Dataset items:
━━━

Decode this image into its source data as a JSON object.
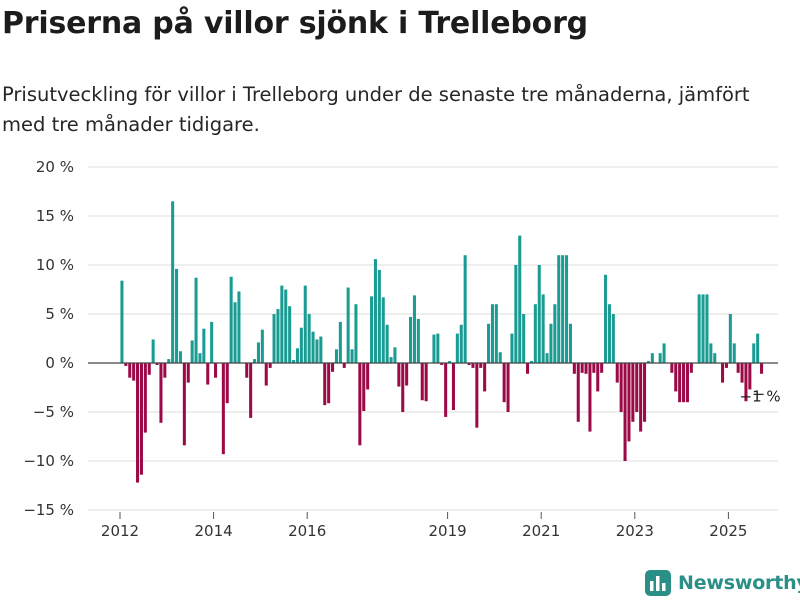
{
  "title": "Priserna på villor sjönk i Trelleborg",
  "subtitle": "Prisutveckling för villor i Trelleborg under de senaste tre månaderna, jämfört med tre månader tidigare.",
  "brand": "Newsworthy",
  "colors": {
    "positive": "#1a9c92",
    "negative": "#9b0a47",
    "brand": "#2a8f86",
    "grid": "#dcdcdc"
  },
  "chart_data": {
    "type": "bar",
    "ylim": [
      -15,
      20
    ],
    "yticks": [
      -15,
      -10,
      -5,
      0,
      5,
      10,
      15,
      20
    ],
    "ytick_labels": [
      "−15 %",
      "−10 %",
      "−5 %",
      "0 %",
      "5 %",
      "10 %",
      "15 %",
      "20 %"
    ],
    "xticks": [
      2012,
      2014,
      2016,
      2019,
      2021,
      2023,
      2025
    ],
    "xtick_labels": [
      "2012",
      "2014",
      "2016",
      "2019",
      "2021",
      "2023",
      "2025"
    ],
    "start": "2012-01",
    "values": [
      8.4,
      -0.3,
      -1.5,
      -1.8,
      -12.2,
      -11.4,
      -7.1,
      -1.2,
      2.4,
      -0.2,
      -6.1,
      -1.5,
      0.4,
      16.5,
      9.6,
      1.2,
      -8.4,
      -2,
      2.3,
      8.7,
      1,
      3.5,
      -2.2,
      4.2,
      -1.5,
      0,
      -9.3,
      -4.1,
      8.8,
      6.2,
      7.3,
      0,
      -1.5,
      -5.6,
      0.4,
      2.1,
      3.4,
      -2.3,
      -0.5,
      5,
      5.5,
      7.9,
      7.5,
      5.8,
      0.3,
      1.5,
      3.6,
      7.9,
      5,
      3.2,
      2.4,
      2.7,
      -4.3,
      -4.1,
      -0.9,
      1.4,
      4.2,
      -0.5,
      7.7,
      1.4,
      6,
      -8.4,
      -4.9,
      -2.7,
      6.8,
      10.6,
      9.5,
      6.7,
      3.9,
      0.6,
      1.6,
      -2.4,
      -5,
      -2.3,
      4.7,
      6.9,
      4.5,
      -3.8,
      -3.9,
      0,
      2.9,
      3,
      -0.2,
      -5.5,
      0.2,
      -4.8,
      3,
      3.9,
      11,
      -0.2,
      -0.5,
      -6.6,
      -0.5,
      -2.9,
      4,
      6,
      6,
      1.1,
      -4,
      -5,
      3,
      10,
      13,
      5,
      -1.1,
      0.2,
      6,
      10,
      7,
      1,
      4,
      6,
      11,
      11,
      11,
      4,
      -1.1,
      -6,
      -1,
      -1.1,
      -7,
      -1,
      -2.9,
      -1,
      9,
      6,
      5,
      -2,
      -5,
      -10,
      -8,
      -6,
      -5,
      -7,
      -6,
      0.2,
      1,
      0,
      1,
      2,
      0,
      -1,
      -2.9,
      -4,
      -4,
      -4,
      -1,
      0,
      7,
      7,
      7,
      2,
      1,
      0,
      -2,
      -0.5,
      5,
      2,
      -1,
      -2,
      -3.9,
      -2.7,
      2,
      3,
      -1.1
    ]
  },
  "annotation": {
    "label": "−1 %"
  }
}
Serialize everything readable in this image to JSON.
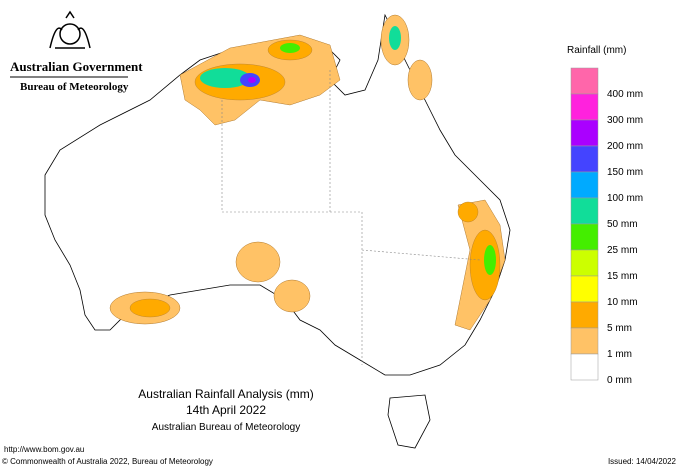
{
  "header": {
    "government": "Australian Government",
    "bureau": "Bureau of Meteorology"
  },
  "legend": {
    "title": "Rainfall (mm)",
    "items": [
      {
        "label": "400 mm",
        "color": "#ff66aa"
      },
      {
        "label": "300 mm",
        "color": "#ff22dd"
      },
      {
        "label": "200 mm",
        "color": "#aa00ff"
      },
      {
        "label": "150 mm",
        "color": "#4444ff"
      },
      {
        "label": "100 mm",
        "color": "#00aaff"
      },
      {
        "label": "50 mm",
        "color": "#11dd99"
      },
      {
        "label": "25 mm",
        "color": "#44ee00"
      },
      {
        "label": "15 mm",
        "color": "#ccff00"
      },
      {
        "label": "10 mm",
        "color": "#ffff00"
      },
      {
        "label": "5 mm",
        "color": "#ffaa00"
      },
      {
        "label": "1 mm",
        "color": "#ffc266"
      },
      {
        "label": "0 mm",
        "color": "#ffffff"
      }
    ]
  },
  "caption": [
    "Australian Rainfall Analysis (mm)",
    "14th April 2022",
    "Australian Bureau of Meteorology"
  ],
  "footer": {
    "url": "http://www.bom.gov.au",
    "copyright": "© Commonwealth of Australia 2022, Bureau of Meteorology",
    "issued": "Issued: 14/04/2022"
  }
}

━━━

Problem details =
Omitting all images, print the listing exactly.

Solution to this task =
Decode this image into its source data as a JSON object.
{
  "title": "Priserna på villor sjönk i Trelleborg",
  "subtitle": "Prisutveckling för villor i Trelleborg under de senaste tre månaderna, jämfört med tre månader tidigare.",
  "brand": "Newsworthy",
  "colors": {
    "positive": "#1a9c92",
    "negative": "#9b0a47",
    "brand": "#2a8f86",
    "grid": "#dcdcdc"
  },
  "chart_data": {
    "type": "bar",
    "ylim": [
      -15,
      20
    ],
    "yticks": [
      -15,
      -10,
      -5,
      0,
      5,
      10,
      15,
      20
    ],
    "ytick_labels": [
      "−15 %",
      "−10 %",
      "−5 %",
      "0 %",
      "5 %",
      "10 %",
      "15 %",
      "20 %"
    ],
    "xticks": [
      2012,
      2014,
      2016,
      2019,
      2021,
      2023,
      2025
    ],
    "xtick_labels": [
      "2012",
      "2014",
      "2016",
      "2019",
      "2021",
      "2023",
      "2025"
    ],
    "start": "2012-01",
    "values": [
      8.4,
      -0.3,
      -1.5,
      -1.8,
      -12.2,
      -11.4,
      -7.1,
      -1.2,
      2.4,
      -0.2,
      -6.1,
      -1.5,
      0.4,
      16.5,
      9.6,
      1.2,
      -8.4,
      -2,
      2.3,
      8.7,
      1,
      3.5,
      -2.2,
      4.2,
      -1.5,
      0,
      -9.3,
      -4.1,
      8.8,
      6.2,
      7.3,
      0,
      -1.5,
      -5.6,
      0.4,
      2.1,
      3.4,
      -2.3,
      -0.5,
      5,
      5.5,
      7.9,
      7.5,
      5.8,
      0.3,
      1.5,
      3.6,
      7.9,
      5,
      3.2,
      2.4,
      2.7,
      -4.3,
      -4.1,
      -0.9,
      1.4,
      4.2,
      -0.5,
      7.7,
      1.4,
      6,
      -8.4,
      -4.9,
      -2.7,
      6.8,
      10.6,
      9.5,
      6.7,
      3.9,
      0.6,
      1.6,
      -2.4,
      -5,
      -2.3,
      4.7,
      6.9,
      4.5,
      -3.8,
      -3.9,
      0,
      2.9,
      3,
      -0.2,
      -5.5,
      0.2,
      -4.8,
      3,
      3.9,
      11,
      -0.2,
      -0.5,
      -6.6,
      -0.5,
      -2.9,
      4,
      6,
      6,
      1.1,
      -4,
      -5,
      3,
      10,
      13,
      5,
      -1.1,
      0.2,
      6,
      10,
      7,
      1,
      4,
      6,
      11,
      11,
      11,
      4,
      -1.1,
      -6,
      -1,
      -1.1,
      -7,
      -1,
      -2.9,
      -1,
      9,
      6,
      5,
      -2,
      -5,
      -10,
      -8,
      -6,
      -5,
      -7,
      -6,
      0.2,
      1,
      0,
      1,
      2,
      0,
      -1,
      -2.9,
      -4,
      -4,
      -4,
      -1,
      0,
      7,
      7,
      7,
      2,
      1,
      0,
      -2,
      -0.5,
      5,
      2,
      -1,
      -2,
      -3.9,
      -2.7,
      2,
      3,
      -1.1
    ]
  },
  "annotation": {
    "label": "−1 %"
  }
}
Serialize everything readable in this image to JSON.
{
  "header": {
    "government": "Australian Government",
    "bureau": "Bureau of Meteorology"
  },
  "legend": {
    "title": "Rainfall (mm)",
    "items": [
      {
        "label": "400 mm",
        "color": "#ff66aa"
      },
      {
        "label": "300 mm",
        "color": "#ff22dd"
      },
      {
        "label": "200 mm",
        "color": "#aa00ff"
      },
      {
        "label": "150 mm",
        "color": "#4444ff"
      },
      {
        "label": "100 mm",
        "color": "#00aaff"
      },
      {
        "label": "50 mm",
        "color": "#11dd99"
      },
      {
        "label": "25 mm",
        "color": "#44ee00"
      },
      {
        "label": "15 mm",
        "color": "#ccff00"
      },
      {
        "label": "10 mm",
        "color": "#ffff00"
      },
      {
        "label": "5 mm",
        "color": "#ffaa00"
      },
      {
        "label": "1 mm",
        "color": "#ffc266"
      },
      {
        "label": "0 mm",
        "color": "#ffffff"
      }
    ]
  },
  "caption": [
    "Australian Rainfall Analysis (mm)",
    "14th April 2022",
    "Australian Bureau of Meteorology"
  ],
  "footer": {
    "url": "http://www.bom.gov.au",
    "copyright": "© Commonwealth of Australia 2022, Bureau of Meteorology",
    "issued": "Issued: 14/04/2022"
  }
}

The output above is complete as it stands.